INPUT MATERIAL ::
——

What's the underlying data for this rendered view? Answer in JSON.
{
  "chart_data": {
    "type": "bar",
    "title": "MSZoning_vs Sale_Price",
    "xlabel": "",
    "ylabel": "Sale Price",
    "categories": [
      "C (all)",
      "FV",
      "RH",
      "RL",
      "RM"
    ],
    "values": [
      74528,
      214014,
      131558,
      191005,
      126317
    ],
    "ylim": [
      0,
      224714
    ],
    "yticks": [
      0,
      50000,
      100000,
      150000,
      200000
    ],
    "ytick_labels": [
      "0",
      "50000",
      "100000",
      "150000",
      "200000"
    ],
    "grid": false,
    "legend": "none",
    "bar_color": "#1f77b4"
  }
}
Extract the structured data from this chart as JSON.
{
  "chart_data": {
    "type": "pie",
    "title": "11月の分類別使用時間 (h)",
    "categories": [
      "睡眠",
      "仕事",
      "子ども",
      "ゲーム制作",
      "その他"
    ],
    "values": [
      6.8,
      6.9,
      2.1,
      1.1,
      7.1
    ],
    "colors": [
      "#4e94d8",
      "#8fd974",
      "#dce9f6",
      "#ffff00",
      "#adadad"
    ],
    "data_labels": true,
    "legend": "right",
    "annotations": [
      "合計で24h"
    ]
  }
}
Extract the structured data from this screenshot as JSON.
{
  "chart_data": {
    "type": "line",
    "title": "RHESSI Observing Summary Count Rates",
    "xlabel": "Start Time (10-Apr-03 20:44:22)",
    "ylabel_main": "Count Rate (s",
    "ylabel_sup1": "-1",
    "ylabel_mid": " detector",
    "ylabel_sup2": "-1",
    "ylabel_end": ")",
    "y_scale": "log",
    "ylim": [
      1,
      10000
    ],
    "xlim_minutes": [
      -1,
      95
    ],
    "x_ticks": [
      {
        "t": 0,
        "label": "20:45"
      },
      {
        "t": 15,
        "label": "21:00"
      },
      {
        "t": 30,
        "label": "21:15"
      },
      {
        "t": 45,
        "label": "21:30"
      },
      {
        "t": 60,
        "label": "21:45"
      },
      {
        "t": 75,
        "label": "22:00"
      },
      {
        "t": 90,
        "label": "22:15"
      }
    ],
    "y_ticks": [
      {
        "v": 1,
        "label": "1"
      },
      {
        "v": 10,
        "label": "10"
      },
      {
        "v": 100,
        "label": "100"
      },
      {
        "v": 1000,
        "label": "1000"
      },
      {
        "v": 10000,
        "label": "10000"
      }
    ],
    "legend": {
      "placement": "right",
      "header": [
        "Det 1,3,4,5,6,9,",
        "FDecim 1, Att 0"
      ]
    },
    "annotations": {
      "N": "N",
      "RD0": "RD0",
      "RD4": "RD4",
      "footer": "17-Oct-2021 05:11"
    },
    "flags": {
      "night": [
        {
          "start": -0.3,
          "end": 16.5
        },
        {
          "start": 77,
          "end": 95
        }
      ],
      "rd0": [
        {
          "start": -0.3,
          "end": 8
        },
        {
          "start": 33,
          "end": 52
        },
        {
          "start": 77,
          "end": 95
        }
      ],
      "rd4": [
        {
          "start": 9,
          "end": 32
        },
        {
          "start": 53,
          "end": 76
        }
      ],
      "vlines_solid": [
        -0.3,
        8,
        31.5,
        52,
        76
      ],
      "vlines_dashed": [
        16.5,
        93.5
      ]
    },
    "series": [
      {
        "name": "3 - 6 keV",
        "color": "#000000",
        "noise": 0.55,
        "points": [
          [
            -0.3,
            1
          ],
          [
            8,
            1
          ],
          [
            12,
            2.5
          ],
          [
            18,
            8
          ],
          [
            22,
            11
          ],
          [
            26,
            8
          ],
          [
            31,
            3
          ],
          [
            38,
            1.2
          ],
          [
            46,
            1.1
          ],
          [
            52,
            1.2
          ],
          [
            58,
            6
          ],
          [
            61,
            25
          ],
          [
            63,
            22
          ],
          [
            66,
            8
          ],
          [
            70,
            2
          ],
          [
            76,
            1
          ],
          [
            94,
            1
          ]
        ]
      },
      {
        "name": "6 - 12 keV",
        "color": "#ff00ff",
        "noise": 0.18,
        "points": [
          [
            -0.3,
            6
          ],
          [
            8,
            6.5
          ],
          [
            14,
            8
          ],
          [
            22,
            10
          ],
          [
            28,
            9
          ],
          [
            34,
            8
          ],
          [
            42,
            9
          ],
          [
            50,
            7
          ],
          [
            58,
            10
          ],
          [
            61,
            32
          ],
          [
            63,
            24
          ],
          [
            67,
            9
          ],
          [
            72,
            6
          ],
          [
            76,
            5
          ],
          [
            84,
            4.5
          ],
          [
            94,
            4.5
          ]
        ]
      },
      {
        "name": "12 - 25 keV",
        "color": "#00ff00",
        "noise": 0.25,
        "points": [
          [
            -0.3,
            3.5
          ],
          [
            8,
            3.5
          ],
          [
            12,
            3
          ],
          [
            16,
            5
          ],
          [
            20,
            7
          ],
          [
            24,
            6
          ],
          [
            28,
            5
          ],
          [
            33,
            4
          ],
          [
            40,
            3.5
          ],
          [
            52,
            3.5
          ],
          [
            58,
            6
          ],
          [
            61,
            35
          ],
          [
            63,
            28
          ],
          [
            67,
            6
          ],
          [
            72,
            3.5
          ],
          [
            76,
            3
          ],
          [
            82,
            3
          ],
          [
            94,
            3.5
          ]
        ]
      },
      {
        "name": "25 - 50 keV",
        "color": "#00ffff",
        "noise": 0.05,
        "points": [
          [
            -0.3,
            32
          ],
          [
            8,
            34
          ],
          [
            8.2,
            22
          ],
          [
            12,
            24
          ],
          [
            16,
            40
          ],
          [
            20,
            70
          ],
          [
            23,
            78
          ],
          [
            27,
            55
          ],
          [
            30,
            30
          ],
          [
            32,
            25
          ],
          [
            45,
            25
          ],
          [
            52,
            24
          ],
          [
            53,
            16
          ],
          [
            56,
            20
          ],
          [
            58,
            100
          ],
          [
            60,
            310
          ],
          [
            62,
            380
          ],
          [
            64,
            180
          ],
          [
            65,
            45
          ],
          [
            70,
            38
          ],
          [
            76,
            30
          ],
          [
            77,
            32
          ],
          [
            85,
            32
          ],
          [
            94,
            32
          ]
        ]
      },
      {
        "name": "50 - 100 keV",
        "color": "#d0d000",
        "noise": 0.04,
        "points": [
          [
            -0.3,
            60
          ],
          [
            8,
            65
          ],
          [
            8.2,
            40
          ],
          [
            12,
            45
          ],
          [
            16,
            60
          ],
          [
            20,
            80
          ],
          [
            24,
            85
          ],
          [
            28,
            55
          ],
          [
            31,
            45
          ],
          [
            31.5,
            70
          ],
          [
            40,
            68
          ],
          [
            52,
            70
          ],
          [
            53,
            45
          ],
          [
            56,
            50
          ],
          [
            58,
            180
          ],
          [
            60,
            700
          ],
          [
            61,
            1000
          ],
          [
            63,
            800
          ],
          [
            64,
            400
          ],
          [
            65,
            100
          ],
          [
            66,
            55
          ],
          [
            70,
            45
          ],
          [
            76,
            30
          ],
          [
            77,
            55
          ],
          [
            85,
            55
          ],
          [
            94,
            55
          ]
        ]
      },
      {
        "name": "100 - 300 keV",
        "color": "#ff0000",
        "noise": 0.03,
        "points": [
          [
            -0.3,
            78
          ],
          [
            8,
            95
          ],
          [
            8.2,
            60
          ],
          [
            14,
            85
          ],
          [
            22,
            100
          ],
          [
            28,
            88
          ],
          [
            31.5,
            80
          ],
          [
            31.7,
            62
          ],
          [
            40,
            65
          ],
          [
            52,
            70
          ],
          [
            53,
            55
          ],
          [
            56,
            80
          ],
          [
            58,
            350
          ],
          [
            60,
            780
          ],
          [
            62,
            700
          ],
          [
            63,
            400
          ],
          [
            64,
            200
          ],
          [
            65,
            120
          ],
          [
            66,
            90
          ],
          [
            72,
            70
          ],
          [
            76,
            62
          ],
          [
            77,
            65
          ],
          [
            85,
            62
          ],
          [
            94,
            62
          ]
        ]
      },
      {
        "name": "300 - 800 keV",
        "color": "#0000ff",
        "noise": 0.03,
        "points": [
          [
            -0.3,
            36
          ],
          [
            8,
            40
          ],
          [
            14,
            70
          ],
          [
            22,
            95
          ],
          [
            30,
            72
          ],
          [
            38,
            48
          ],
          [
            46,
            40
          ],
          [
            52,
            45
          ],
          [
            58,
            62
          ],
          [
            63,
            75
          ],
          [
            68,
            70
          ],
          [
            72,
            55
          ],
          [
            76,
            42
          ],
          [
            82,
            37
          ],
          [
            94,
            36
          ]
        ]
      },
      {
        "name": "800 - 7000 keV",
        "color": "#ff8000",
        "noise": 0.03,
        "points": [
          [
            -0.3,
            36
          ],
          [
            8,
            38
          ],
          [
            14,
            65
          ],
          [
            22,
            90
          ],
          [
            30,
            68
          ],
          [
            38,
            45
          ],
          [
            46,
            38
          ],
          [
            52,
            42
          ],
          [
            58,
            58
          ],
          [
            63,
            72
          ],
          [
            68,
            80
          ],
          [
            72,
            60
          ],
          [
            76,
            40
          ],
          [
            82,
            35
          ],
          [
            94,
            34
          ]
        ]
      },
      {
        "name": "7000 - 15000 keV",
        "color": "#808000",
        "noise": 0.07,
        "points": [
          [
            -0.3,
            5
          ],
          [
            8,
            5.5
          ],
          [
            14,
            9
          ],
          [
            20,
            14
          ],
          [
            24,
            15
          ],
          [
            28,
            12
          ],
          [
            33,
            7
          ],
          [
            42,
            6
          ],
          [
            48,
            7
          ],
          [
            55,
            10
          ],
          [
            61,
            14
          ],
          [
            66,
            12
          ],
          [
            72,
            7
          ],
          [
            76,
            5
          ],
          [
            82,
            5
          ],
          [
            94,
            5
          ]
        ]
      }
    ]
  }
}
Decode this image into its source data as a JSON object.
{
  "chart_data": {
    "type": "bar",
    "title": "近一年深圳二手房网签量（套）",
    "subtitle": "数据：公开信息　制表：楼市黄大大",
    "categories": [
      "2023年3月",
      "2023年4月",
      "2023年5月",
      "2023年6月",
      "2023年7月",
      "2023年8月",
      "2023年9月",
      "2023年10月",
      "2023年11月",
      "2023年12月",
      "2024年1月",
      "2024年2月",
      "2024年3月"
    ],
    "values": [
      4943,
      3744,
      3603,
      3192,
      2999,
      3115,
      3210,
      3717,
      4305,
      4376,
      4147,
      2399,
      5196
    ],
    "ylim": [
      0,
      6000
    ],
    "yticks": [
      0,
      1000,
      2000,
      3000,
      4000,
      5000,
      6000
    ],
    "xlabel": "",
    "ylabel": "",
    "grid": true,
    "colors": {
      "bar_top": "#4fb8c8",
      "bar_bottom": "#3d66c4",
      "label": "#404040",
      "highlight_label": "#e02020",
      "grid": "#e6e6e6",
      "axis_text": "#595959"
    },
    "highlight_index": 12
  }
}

——

SET PROBLEM :: Using the listing above, gather each line that holds the string "structured" and copy it.

TASK RESULT ::
Extract the structured data from this chart as JSON.
Extract the structured data from this screenshot as JSON.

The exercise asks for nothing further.